--- Raw data ---

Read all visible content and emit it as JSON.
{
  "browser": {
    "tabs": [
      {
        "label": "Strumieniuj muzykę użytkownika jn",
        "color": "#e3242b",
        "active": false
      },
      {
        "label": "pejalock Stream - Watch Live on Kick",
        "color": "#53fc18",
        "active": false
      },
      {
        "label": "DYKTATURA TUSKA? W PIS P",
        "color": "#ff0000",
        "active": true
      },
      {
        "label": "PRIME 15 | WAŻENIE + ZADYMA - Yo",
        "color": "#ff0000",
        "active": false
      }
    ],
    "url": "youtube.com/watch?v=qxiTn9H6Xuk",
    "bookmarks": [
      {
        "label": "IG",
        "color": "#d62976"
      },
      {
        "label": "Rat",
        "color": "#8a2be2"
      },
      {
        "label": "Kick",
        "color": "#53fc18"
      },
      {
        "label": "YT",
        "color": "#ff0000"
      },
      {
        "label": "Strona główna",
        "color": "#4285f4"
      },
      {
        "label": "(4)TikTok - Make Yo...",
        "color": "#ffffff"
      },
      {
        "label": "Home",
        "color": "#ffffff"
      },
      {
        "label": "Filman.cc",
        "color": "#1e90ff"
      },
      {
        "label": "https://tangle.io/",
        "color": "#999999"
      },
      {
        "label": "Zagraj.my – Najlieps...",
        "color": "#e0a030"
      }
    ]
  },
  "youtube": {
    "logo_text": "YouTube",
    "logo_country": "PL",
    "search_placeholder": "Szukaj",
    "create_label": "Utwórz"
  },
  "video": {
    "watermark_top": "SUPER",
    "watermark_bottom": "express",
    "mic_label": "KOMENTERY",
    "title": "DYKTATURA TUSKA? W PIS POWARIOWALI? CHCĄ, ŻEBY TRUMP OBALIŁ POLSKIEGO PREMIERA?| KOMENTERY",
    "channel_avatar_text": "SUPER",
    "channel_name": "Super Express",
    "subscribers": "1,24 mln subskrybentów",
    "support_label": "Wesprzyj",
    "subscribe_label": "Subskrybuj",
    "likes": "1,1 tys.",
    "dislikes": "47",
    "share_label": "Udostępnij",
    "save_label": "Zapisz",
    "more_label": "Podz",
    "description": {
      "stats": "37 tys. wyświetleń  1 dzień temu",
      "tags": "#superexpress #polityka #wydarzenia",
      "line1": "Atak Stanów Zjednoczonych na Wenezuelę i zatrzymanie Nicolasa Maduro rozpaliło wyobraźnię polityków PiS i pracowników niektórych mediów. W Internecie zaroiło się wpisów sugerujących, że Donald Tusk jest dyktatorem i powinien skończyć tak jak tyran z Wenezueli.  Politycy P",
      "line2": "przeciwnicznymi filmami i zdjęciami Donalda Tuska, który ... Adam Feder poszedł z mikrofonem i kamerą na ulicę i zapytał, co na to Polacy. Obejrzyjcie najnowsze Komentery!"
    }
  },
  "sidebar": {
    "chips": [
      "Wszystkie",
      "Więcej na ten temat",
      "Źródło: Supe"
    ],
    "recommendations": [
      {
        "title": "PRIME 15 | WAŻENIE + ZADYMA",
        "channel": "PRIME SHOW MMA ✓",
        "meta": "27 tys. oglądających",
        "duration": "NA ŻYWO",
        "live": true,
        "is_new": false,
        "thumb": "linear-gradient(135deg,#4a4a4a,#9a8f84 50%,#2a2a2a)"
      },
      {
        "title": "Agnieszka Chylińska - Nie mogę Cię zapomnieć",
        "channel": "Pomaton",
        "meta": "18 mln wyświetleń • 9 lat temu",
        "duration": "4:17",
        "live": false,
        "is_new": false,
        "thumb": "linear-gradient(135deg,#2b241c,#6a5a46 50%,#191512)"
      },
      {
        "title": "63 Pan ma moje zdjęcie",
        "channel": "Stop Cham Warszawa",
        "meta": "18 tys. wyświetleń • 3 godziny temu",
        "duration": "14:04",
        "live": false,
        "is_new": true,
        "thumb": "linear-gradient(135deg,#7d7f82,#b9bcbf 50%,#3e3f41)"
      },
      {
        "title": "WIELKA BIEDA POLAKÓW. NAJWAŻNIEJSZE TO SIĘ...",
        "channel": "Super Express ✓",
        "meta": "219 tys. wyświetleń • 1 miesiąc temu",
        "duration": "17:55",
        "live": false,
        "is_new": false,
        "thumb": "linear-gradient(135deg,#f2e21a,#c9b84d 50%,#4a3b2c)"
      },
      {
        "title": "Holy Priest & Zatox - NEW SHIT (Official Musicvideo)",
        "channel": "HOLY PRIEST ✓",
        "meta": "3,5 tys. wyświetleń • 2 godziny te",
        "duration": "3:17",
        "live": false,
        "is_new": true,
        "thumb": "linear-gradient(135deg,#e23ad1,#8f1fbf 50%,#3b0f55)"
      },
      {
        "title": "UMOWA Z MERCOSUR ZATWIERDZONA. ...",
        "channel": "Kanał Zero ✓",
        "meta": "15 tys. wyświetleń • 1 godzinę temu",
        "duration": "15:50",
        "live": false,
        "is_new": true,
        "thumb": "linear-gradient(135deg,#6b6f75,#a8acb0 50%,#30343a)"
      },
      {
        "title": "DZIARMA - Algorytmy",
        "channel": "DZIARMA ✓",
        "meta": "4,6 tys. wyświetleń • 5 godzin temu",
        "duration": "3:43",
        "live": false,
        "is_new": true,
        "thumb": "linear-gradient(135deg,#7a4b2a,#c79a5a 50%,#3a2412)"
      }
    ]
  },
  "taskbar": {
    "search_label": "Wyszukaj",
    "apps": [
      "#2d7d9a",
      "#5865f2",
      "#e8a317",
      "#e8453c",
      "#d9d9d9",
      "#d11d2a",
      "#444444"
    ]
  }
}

---

Direction:
Filter the entries above down to the lines containing the word "DZIARMA".

Output of the task:
        "title": "DZIARMA - Algorytmy",
        "channel": "DZIARMA ✓",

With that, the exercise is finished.